• Problem details
When a line in the records contains the string "FASN", copy that line.

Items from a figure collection
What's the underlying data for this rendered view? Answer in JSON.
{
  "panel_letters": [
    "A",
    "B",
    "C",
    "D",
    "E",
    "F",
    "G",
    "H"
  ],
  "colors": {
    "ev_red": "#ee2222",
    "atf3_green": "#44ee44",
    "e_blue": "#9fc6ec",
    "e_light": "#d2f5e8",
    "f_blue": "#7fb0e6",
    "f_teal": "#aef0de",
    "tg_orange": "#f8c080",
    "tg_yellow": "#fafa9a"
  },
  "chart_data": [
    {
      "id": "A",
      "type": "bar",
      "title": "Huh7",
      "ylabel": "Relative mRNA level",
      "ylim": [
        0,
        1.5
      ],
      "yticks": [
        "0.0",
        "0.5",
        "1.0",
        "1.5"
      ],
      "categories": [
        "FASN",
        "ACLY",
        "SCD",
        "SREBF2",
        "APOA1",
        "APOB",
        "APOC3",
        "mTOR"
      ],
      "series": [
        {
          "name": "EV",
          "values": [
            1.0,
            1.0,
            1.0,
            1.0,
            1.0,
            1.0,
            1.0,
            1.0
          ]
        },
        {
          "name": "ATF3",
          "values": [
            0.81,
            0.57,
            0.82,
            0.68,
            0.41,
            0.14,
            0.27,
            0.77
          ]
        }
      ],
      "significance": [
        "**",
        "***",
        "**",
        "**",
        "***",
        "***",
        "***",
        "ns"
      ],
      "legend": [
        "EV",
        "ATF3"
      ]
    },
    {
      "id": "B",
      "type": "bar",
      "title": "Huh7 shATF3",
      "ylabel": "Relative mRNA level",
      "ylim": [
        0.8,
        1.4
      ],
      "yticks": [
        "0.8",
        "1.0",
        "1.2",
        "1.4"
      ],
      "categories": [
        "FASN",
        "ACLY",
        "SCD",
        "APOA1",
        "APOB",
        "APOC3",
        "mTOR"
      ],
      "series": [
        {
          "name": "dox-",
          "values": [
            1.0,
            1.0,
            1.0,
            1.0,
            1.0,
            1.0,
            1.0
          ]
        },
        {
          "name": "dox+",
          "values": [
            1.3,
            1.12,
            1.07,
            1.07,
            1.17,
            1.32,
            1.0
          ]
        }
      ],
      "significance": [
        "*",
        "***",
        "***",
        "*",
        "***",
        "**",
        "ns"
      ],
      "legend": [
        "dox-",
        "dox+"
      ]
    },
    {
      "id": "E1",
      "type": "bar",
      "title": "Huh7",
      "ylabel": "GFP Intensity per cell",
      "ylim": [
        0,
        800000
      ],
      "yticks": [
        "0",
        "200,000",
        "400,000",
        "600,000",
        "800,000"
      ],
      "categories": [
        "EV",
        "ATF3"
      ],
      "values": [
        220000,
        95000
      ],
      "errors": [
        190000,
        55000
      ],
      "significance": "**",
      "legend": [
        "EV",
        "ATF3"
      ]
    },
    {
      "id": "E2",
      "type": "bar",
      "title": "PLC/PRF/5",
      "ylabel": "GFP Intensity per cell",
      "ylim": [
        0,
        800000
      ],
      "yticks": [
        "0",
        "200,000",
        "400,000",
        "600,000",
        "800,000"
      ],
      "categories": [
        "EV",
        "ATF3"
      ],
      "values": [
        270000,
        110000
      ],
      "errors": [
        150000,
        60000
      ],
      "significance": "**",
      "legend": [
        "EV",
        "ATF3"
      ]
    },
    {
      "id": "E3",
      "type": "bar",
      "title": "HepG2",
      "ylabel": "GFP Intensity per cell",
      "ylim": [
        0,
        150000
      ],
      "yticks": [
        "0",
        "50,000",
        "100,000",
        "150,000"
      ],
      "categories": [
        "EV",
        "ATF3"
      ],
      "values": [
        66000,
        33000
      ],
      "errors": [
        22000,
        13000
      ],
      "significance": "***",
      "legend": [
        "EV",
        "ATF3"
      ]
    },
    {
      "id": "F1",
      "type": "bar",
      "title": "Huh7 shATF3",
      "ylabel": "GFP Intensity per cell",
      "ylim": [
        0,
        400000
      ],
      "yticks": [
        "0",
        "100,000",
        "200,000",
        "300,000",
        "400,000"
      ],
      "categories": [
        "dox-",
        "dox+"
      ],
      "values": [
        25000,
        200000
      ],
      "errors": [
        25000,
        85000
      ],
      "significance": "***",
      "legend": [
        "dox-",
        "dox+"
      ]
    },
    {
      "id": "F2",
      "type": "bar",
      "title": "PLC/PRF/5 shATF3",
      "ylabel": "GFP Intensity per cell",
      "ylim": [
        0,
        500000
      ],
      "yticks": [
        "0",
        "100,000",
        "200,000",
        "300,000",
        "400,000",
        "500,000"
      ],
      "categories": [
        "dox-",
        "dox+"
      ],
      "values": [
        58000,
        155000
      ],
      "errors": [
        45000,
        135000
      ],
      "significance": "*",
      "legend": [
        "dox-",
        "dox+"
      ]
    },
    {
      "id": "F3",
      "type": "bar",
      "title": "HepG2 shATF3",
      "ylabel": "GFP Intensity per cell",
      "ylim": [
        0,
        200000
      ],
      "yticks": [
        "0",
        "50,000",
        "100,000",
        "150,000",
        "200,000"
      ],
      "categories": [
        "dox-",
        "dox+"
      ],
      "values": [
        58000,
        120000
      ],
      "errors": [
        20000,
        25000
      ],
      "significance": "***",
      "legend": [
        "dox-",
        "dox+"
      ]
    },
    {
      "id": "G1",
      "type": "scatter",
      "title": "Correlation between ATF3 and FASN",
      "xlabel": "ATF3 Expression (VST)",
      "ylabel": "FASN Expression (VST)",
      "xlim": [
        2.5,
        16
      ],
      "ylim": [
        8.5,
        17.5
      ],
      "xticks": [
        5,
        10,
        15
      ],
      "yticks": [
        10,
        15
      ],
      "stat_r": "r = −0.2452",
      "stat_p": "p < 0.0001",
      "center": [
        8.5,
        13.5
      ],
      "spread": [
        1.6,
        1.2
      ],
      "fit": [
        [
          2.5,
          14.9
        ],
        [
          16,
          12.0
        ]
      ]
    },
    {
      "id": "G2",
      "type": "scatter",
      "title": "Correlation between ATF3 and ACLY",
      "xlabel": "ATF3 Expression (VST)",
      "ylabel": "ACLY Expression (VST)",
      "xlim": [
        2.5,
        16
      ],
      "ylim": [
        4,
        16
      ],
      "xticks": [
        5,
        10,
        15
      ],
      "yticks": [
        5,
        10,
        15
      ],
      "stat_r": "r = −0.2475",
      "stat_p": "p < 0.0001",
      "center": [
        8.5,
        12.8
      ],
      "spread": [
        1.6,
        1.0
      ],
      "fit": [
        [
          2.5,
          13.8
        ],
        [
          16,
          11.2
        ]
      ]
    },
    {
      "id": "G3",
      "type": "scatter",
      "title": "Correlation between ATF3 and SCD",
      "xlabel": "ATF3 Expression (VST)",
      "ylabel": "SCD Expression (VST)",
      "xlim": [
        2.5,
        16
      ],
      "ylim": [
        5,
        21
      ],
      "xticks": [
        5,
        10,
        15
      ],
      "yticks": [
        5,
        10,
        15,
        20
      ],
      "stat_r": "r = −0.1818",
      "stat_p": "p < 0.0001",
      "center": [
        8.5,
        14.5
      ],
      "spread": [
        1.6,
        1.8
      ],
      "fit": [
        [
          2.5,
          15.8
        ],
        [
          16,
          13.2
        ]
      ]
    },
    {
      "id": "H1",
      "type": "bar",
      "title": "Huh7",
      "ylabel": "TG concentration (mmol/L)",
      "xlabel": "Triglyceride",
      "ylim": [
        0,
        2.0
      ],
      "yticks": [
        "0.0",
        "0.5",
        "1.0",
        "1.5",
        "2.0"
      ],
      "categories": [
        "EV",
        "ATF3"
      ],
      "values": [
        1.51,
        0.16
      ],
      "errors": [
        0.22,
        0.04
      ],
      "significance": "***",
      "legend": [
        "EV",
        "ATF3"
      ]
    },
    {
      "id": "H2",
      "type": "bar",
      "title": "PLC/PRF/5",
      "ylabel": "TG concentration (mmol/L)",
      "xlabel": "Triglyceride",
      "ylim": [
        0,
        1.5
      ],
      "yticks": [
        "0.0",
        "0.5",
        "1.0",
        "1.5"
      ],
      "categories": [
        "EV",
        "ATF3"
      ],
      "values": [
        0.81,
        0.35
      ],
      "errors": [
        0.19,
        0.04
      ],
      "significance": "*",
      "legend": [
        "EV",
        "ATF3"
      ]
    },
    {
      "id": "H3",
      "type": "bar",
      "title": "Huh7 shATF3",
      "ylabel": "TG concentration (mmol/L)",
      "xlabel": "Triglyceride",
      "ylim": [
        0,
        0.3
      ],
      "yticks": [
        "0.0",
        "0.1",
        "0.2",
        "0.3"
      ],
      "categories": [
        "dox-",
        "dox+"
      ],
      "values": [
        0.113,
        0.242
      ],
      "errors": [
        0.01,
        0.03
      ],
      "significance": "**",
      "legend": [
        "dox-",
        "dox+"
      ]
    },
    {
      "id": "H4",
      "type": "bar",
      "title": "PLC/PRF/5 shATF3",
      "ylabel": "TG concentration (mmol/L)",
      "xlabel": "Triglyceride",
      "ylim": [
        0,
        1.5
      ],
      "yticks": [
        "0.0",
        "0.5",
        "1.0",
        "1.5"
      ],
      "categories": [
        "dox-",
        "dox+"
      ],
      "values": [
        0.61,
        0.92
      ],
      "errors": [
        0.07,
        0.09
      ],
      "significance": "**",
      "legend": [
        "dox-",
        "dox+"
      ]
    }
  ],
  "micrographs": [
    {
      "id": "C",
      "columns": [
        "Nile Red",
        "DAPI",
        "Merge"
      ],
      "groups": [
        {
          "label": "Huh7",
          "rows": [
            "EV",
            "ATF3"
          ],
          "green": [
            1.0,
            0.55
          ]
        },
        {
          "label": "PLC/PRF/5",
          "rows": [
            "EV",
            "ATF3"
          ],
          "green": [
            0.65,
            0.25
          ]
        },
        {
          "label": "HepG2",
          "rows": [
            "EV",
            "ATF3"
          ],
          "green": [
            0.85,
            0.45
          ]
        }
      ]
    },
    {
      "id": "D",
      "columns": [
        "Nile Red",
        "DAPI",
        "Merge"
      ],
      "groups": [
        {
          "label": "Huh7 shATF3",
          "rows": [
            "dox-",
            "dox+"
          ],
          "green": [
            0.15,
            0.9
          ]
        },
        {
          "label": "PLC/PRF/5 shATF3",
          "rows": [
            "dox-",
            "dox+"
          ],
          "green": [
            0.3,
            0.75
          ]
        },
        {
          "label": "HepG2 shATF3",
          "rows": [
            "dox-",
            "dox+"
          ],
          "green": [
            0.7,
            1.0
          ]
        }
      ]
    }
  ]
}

• Result of the task
        "FASN",
        "FASN",
      "title": "Correlation between ATF3 and FASN",
      "ylabel": "FASN Expression (VST)",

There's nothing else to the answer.